--- START OF MATERIAL TO PROCESS ---
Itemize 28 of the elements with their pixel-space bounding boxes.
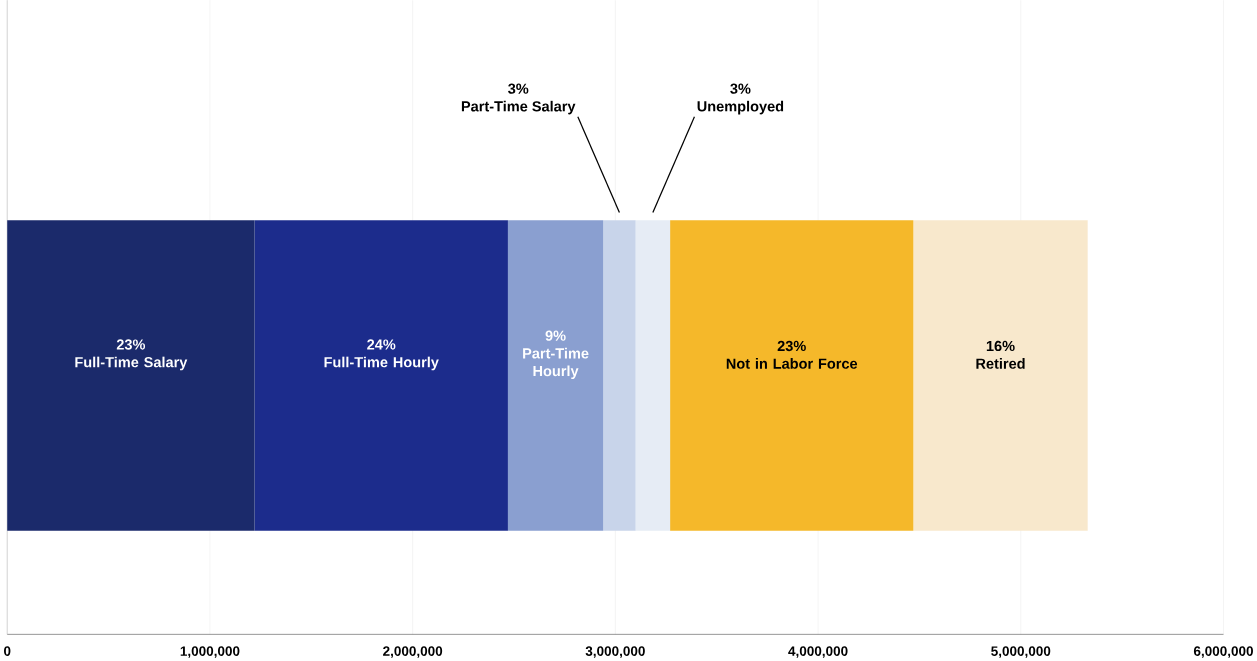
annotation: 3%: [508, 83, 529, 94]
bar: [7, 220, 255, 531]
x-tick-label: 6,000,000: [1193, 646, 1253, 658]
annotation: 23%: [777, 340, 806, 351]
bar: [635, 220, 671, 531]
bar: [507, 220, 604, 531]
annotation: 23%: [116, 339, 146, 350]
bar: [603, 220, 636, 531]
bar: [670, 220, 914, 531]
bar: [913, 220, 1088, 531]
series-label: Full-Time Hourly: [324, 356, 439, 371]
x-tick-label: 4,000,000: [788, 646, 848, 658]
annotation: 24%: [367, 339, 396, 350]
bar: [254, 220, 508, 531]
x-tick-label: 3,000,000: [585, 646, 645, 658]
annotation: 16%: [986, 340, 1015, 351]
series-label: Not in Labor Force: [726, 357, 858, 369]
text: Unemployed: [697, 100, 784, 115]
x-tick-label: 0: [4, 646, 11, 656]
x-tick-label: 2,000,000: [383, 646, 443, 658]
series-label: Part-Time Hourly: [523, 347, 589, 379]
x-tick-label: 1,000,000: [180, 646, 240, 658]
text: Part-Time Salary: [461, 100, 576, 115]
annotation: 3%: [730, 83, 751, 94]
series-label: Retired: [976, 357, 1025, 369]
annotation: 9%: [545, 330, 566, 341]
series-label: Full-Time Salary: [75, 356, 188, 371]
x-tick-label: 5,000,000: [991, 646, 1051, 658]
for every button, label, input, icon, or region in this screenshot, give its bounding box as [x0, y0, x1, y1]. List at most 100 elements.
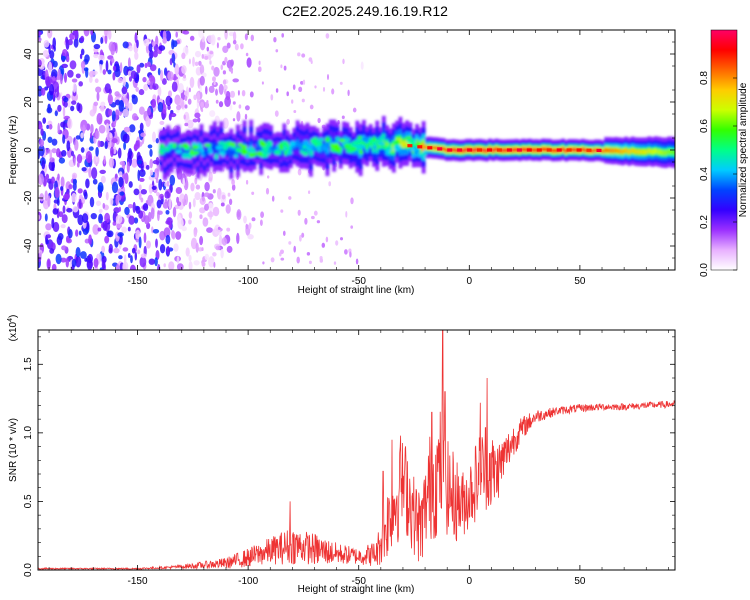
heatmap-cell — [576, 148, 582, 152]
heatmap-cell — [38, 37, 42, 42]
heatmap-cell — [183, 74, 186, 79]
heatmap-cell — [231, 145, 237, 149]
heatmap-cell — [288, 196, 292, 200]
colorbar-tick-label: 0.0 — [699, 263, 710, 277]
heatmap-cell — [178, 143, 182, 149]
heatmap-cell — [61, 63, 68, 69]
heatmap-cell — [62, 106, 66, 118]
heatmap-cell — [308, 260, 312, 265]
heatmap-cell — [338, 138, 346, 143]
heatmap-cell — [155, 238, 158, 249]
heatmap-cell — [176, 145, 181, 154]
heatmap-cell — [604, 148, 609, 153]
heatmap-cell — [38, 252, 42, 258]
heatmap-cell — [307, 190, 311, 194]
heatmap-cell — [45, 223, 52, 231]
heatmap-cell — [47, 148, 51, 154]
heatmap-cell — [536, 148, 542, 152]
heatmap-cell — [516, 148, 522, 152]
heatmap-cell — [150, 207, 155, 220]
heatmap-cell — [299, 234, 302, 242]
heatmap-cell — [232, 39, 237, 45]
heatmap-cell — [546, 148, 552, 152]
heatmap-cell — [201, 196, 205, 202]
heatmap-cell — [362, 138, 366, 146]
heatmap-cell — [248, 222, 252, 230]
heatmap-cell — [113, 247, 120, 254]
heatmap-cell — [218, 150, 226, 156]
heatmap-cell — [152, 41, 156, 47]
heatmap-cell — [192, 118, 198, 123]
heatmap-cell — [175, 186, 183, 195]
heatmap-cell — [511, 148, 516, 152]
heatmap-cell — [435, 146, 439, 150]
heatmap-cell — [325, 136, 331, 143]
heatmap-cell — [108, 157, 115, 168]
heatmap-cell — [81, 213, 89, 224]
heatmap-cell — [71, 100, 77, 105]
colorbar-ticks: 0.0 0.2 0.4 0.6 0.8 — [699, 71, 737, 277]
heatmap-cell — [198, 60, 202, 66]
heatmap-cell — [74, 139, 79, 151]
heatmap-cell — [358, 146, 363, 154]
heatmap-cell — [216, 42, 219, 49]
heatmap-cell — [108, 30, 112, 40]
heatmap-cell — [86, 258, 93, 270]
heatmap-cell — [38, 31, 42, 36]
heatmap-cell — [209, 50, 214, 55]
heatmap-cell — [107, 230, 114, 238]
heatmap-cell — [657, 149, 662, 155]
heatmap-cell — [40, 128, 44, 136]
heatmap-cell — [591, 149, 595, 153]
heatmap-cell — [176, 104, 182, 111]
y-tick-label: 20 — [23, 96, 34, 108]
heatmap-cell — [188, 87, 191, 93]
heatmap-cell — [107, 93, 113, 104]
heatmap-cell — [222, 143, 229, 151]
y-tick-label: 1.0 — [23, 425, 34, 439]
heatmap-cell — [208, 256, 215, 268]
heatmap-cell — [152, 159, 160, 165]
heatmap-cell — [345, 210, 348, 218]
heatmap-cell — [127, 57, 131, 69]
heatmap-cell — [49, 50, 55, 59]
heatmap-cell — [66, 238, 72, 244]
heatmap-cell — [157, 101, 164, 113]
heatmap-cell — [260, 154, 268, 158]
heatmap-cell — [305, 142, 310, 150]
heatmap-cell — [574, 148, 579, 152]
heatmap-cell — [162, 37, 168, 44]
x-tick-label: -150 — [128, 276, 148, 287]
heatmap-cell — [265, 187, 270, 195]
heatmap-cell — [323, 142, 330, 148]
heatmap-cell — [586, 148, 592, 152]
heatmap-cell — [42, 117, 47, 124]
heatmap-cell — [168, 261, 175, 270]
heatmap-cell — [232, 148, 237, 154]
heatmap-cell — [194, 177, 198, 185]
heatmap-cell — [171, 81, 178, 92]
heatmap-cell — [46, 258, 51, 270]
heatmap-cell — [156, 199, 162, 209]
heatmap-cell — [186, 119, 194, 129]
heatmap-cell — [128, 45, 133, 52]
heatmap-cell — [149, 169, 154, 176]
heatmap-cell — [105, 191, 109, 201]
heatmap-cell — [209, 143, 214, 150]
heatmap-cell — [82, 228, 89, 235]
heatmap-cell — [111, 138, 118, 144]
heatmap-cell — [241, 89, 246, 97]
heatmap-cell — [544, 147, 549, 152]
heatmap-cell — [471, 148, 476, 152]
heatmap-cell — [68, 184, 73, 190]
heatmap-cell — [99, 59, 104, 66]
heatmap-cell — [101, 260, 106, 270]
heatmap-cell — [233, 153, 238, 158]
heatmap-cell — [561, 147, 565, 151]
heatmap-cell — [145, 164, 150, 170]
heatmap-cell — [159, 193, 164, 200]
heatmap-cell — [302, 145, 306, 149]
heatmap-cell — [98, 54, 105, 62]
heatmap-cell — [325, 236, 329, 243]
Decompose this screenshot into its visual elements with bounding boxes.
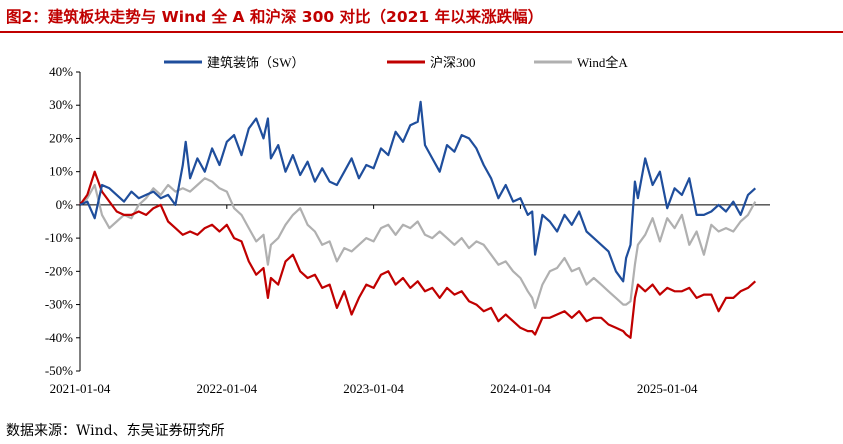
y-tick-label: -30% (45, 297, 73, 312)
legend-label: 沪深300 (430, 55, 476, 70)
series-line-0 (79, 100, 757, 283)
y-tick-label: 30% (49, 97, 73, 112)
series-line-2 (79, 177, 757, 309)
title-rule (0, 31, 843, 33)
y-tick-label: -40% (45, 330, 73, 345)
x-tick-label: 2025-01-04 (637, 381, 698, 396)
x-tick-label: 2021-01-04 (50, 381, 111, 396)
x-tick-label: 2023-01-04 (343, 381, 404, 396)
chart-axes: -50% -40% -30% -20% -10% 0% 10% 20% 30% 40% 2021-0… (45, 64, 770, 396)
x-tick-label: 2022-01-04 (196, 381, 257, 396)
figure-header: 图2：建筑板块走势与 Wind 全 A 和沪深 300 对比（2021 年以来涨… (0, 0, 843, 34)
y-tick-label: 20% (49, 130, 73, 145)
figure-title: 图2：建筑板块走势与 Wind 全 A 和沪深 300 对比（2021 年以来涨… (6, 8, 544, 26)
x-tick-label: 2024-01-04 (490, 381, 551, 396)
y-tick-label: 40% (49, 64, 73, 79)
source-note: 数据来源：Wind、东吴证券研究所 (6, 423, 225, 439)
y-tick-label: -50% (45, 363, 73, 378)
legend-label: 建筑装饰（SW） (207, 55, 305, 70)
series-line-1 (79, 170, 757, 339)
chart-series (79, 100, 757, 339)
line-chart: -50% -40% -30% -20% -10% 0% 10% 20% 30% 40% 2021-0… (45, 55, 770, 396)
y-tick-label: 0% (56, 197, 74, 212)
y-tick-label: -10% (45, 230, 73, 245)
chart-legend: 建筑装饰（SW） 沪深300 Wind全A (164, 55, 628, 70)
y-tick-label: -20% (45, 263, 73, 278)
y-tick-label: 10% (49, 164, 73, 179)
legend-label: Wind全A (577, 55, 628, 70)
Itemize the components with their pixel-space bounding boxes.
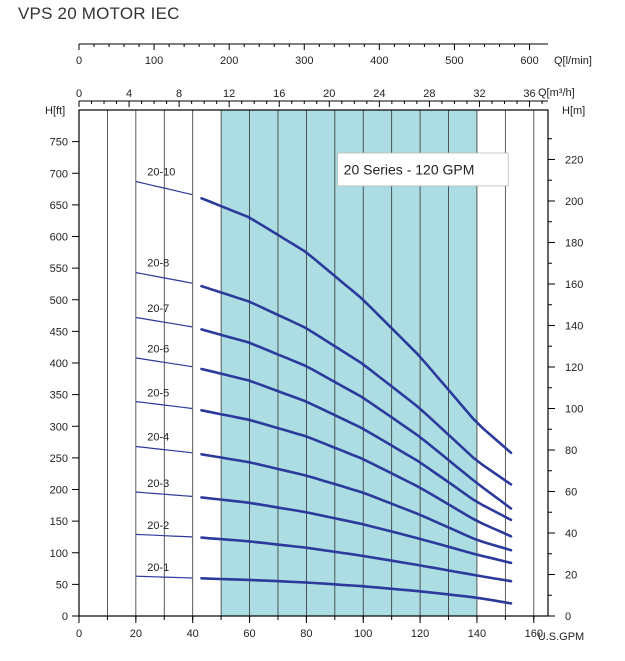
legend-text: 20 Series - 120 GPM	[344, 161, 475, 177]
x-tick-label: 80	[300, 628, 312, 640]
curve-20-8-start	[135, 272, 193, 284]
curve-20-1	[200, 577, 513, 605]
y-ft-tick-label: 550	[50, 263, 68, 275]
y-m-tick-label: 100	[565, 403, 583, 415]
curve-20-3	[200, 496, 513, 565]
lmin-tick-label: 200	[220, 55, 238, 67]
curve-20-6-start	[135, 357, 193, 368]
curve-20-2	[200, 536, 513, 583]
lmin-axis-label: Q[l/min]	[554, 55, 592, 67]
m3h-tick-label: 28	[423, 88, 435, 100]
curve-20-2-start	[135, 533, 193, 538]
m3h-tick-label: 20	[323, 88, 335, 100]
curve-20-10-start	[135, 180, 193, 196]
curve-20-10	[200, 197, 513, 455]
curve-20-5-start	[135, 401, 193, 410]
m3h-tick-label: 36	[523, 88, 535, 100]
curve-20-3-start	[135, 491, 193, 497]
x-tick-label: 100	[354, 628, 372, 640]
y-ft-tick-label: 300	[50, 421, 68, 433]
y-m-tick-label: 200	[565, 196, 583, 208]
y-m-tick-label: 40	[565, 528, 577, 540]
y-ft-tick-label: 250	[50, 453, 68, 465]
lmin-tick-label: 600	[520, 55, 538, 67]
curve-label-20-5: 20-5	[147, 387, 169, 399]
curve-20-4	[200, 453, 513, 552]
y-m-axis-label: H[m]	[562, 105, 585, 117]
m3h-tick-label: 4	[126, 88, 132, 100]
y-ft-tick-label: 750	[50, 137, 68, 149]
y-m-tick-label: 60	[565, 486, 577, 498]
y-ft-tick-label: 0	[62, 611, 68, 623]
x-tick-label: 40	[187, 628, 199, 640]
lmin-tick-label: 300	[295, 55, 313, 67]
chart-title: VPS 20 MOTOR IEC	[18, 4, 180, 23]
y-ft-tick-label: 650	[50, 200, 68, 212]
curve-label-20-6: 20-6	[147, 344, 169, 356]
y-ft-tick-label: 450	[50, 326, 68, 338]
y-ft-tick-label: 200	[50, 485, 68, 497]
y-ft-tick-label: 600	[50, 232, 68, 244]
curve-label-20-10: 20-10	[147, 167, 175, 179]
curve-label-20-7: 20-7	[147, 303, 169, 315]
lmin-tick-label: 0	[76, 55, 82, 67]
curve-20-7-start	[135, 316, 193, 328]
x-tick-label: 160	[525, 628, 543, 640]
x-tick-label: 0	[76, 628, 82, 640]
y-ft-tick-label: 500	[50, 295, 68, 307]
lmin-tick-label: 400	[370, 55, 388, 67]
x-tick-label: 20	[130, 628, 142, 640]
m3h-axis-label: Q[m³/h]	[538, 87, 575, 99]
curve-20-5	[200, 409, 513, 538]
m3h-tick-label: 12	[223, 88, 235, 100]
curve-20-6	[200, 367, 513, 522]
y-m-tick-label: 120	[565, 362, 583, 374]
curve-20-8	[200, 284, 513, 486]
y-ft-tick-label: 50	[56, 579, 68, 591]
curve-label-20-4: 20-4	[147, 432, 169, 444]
--- END OF MATERIAL TO PROCESS ---
THE REQUEST: Please repeat, word for word, the lines of the material above from the line with "annotation: 3%: [508, 83, 529, 94]" to the line with "x-tick-label: 1,000,000: [180, 646, 240, 658]", including both of those lines.

WRITTEN ANSWER:
annotation: 3%: [508, 83, 529, 94]
bar: [7, 220, 255, 531]
x-tick-label: 6,000,000: [1193, 646, 1253, 658]
annotation: 23%: [777, 340, 806, 351]
bar: [635, 220, 671, 531]
bar: [507, 220, 604, 531]
annotation: 23%: [116, 339, 146, 350]
bar: [603, 220, 636, 531]
bar: [670, 220, 914, 531]
bar: [913, 220, 1088, 531]
series-label: Full-Time Hourly: [324, 356, 439, 371]
x-tick-label: 4,000,000: [788, 646, 848, 658]
annotation: 24%: [367, 339, 396, 350]
bar: [254, 220, 508, 531]
x-tick-label: 3,000,000: [585, 646, 645, 658]
annotation: 16%: [986, 340, 1015, 351]
series-label: Not in Labor Force: [726, 357, 858, 369]
text: Unemployed: [697, 100, 784, 115]
x-tick-label: 0: [4, 646, 11, 656]
x-tick-label: 2,000,000: [383, 646, 443, 658]
series-label: Part-Time Hourly: [523, 347, 589, 379]
x-tick-label: 1,000,000: [180, 646, 240, 658]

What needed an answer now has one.